• _Directions for this task_
Copy every line of the data that contains the string "crime".

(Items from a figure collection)
★ ★ ★ ★ ★

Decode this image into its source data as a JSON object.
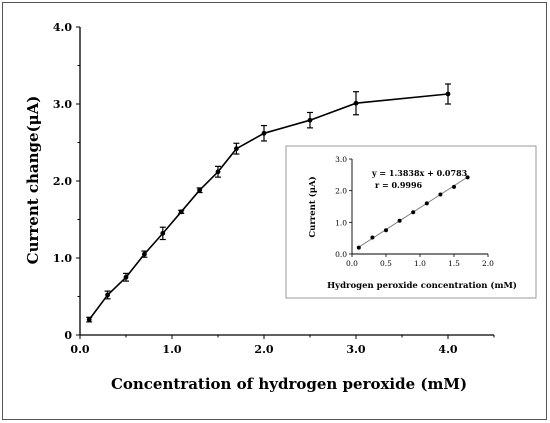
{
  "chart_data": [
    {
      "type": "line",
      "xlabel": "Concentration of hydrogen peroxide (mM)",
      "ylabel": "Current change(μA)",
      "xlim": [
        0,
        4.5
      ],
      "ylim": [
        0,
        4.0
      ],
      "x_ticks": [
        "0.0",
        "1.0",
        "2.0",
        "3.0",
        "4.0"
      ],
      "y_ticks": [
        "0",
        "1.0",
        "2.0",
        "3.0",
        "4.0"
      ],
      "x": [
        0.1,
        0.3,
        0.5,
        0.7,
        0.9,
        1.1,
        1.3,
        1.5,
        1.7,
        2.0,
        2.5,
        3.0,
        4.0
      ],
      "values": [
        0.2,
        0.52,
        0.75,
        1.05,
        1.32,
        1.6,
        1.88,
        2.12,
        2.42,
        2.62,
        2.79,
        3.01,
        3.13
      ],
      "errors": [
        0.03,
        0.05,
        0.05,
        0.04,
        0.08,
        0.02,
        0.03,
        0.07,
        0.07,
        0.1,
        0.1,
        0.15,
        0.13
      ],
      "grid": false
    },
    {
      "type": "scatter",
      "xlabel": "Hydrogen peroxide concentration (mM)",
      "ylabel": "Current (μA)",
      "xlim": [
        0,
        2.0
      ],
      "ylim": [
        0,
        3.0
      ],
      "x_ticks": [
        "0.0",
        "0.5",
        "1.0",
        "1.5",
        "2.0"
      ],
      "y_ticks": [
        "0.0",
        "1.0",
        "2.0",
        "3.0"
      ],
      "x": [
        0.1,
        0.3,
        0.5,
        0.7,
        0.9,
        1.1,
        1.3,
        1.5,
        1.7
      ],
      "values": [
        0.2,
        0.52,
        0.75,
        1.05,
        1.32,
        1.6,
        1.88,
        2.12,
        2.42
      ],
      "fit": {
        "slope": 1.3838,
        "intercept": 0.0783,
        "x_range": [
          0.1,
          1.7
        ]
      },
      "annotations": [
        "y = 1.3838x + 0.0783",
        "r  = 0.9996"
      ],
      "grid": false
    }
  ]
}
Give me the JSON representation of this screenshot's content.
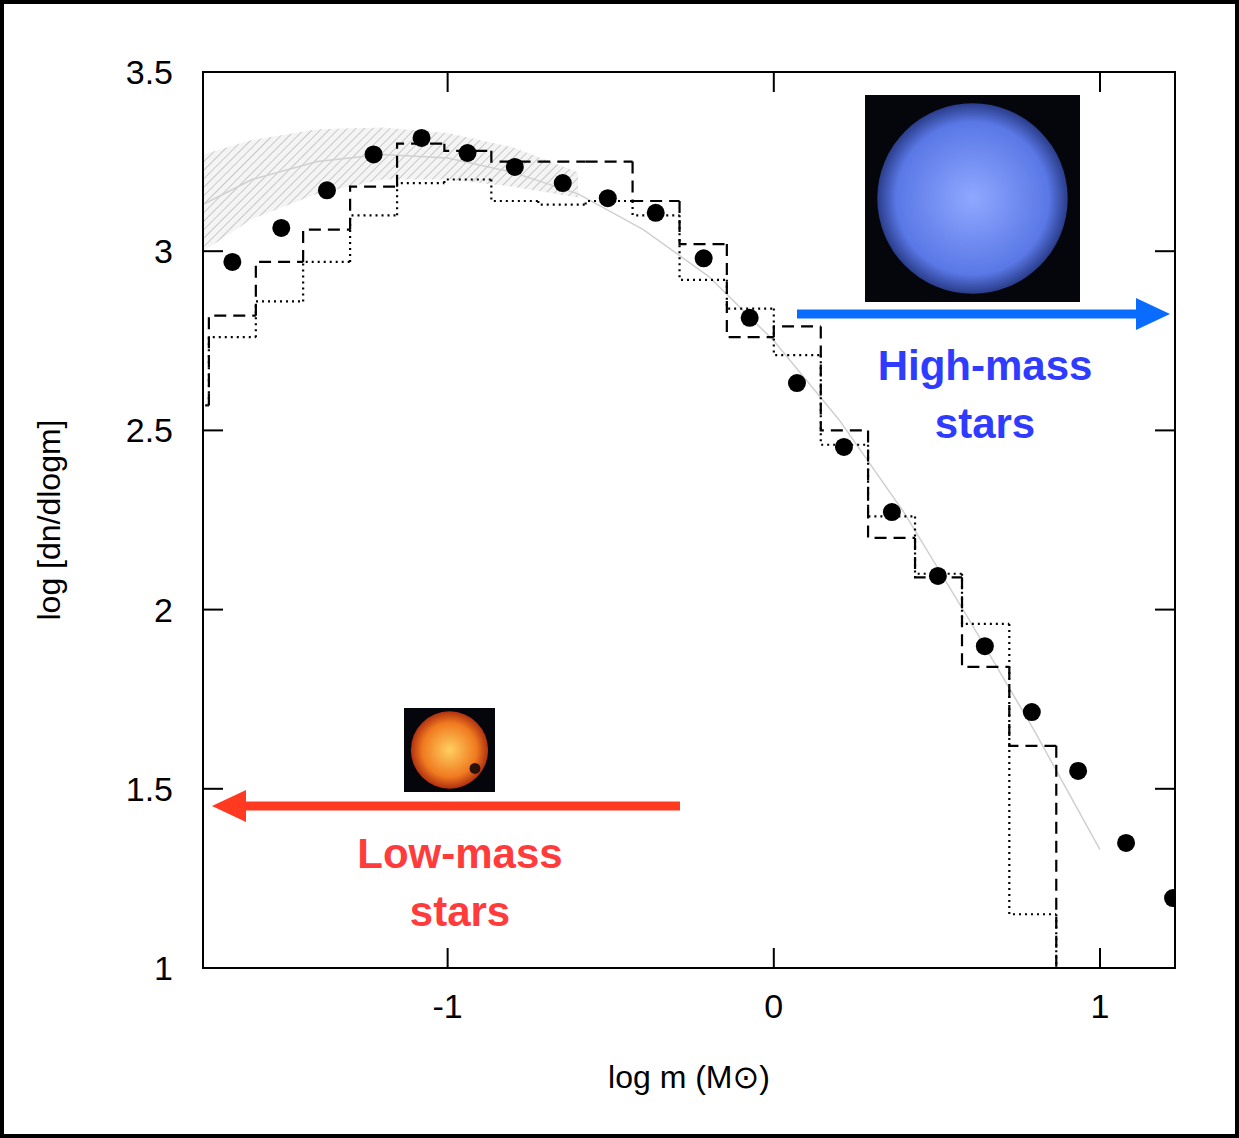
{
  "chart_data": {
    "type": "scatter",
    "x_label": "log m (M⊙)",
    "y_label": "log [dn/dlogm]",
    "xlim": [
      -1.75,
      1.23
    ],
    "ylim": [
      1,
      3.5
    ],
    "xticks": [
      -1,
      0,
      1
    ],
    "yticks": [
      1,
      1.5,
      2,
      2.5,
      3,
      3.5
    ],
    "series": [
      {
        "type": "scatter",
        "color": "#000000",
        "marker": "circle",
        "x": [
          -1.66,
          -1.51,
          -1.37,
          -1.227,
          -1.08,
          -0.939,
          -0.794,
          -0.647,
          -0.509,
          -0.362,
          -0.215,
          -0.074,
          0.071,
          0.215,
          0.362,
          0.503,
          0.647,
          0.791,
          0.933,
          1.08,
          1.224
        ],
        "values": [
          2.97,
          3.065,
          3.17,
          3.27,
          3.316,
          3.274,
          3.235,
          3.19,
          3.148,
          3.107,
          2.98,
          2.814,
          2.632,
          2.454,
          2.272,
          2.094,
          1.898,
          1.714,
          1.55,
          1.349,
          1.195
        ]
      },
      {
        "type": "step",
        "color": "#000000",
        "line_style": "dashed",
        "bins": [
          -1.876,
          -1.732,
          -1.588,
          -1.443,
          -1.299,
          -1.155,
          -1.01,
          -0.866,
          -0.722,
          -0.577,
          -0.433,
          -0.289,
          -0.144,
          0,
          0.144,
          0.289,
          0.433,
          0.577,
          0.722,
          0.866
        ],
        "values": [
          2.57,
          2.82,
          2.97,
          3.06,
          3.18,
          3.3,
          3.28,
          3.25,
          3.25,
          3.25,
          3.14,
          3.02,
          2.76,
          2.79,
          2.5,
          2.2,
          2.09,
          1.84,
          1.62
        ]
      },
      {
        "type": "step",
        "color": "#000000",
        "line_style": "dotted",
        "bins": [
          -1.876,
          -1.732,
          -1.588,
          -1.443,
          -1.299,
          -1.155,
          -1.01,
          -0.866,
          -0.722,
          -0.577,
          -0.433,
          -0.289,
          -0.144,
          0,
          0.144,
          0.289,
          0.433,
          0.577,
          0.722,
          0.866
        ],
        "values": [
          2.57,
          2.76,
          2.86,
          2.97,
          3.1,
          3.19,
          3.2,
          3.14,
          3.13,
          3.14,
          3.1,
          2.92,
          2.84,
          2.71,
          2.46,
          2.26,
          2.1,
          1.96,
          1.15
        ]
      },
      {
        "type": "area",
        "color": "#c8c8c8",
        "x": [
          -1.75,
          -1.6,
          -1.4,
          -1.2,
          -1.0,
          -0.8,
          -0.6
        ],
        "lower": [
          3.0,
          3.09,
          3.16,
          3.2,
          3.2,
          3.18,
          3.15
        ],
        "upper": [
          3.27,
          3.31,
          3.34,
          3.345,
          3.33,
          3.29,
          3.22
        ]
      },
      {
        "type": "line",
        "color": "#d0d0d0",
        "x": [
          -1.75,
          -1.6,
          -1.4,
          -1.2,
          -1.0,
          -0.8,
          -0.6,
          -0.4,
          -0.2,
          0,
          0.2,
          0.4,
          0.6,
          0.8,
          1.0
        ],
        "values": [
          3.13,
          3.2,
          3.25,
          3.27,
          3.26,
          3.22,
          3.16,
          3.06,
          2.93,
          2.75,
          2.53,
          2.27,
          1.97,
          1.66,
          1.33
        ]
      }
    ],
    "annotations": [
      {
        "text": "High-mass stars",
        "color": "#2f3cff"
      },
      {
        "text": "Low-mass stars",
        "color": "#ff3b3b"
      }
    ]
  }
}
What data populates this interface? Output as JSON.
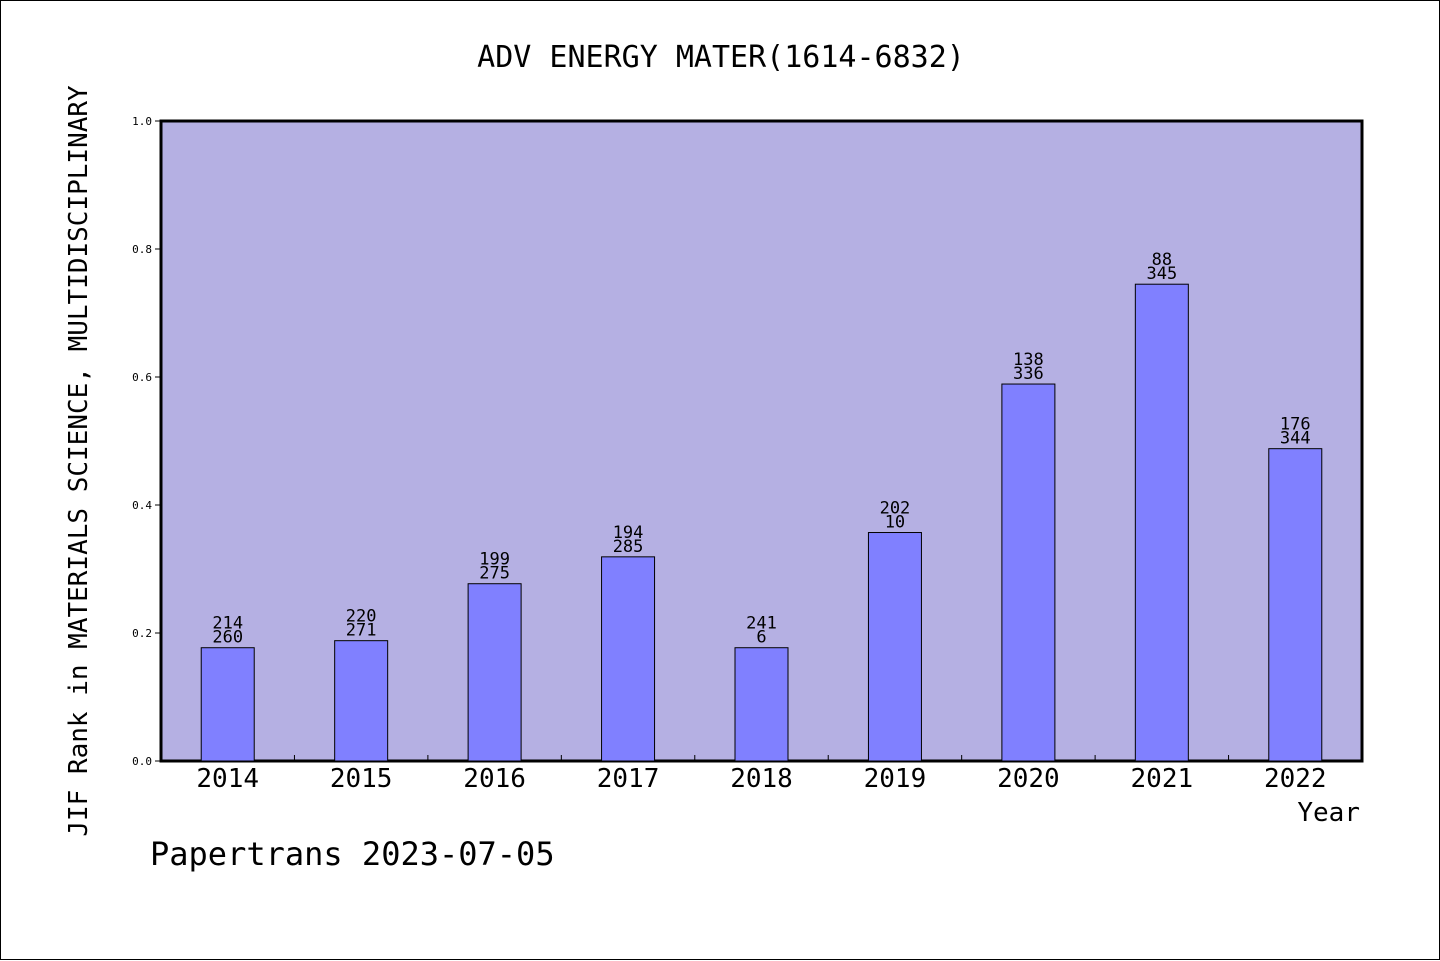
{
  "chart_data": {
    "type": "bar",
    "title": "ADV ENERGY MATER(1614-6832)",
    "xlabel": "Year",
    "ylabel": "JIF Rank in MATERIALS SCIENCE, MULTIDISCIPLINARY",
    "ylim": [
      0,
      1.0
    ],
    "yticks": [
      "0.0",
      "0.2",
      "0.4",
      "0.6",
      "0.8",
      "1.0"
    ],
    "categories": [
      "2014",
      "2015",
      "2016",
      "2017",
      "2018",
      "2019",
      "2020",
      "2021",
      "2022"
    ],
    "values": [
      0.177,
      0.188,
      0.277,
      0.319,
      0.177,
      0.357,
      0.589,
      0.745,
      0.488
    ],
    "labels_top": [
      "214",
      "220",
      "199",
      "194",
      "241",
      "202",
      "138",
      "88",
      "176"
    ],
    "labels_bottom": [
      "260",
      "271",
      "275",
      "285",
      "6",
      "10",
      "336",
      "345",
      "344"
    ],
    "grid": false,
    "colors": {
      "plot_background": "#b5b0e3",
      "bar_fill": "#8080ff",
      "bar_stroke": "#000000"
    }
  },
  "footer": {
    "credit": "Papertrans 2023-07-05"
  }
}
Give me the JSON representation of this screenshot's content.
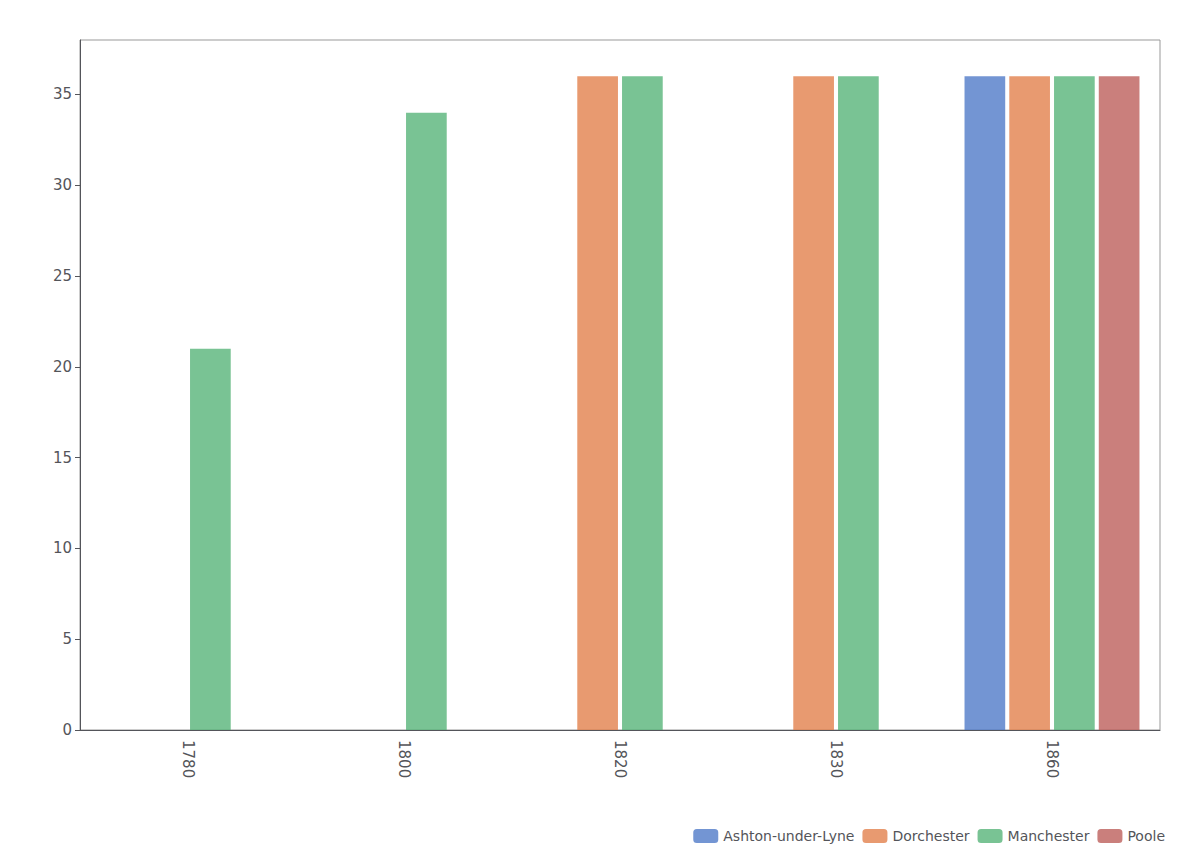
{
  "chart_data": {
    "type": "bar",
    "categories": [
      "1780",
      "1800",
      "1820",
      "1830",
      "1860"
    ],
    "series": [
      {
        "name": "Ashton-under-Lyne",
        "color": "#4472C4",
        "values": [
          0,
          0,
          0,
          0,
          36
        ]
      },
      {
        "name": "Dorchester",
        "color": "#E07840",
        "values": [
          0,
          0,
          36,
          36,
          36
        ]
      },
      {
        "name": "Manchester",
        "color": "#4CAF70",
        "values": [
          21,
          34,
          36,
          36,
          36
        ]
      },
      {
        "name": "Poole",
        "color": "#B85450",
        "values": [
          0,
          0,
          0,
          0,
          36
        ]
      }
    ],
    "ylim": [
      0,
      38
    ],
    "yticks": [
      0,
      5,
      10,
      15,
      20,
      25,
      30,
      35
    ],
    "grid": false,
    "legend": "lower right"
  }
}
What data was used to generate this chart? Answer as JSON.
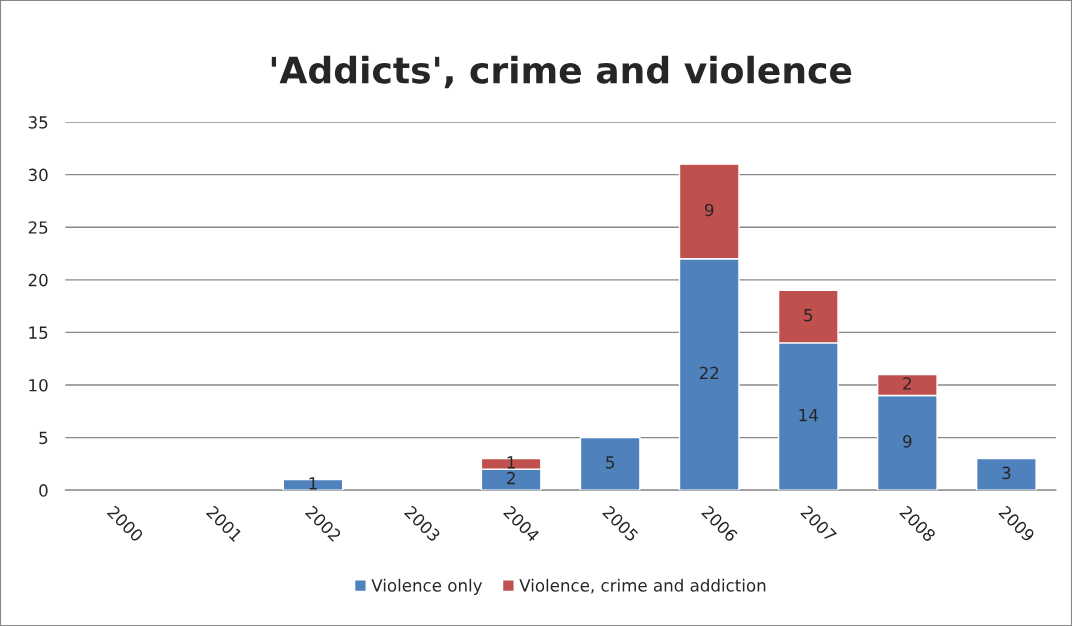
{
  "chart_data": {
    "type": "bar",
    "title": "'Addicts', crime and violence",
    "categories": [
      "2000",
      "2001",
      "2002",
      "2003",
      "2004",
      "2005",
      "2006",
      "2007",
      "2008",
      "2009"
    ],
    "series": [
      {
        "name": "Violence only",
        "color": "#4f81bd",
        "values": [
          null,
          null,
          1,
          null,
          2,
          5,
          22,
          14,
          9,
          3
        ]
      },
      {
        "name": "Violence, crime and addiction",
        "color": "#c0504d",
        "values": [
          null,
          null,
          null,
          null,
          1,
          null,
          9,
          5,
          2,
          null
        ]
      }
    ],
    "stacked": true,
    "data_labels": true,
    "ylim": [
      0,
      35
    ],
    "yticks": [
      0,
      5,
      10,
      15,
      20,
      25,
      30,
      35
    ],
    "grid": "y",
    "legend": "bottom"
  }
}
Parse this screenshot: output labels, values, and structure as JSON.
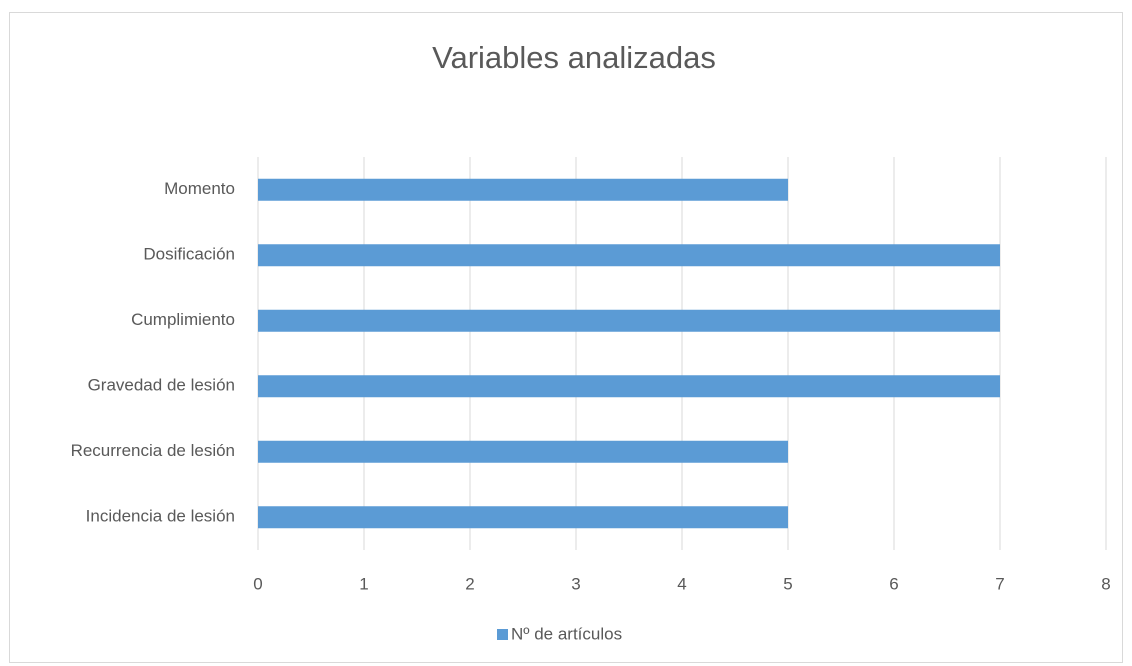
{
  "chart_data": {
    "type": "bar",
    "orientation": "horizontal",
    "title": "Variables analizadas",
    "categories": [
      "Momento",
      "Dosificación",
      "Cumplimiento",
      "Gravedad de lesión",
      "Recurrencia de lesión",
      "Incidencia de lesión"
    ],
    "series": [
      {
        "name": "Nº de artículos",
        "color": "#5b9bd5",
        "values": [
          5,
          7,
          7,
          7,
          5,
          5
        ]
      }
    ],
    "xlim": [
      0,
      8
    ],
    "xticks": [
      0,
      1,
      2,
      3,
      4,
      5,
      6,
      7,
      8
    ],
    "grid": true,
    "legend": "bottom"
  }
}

★ ★ ★ ★ ★

• _Output of the exercise_
    "title": "'Addicts', crime and violence",
        "name": "Violence, crime and addiction",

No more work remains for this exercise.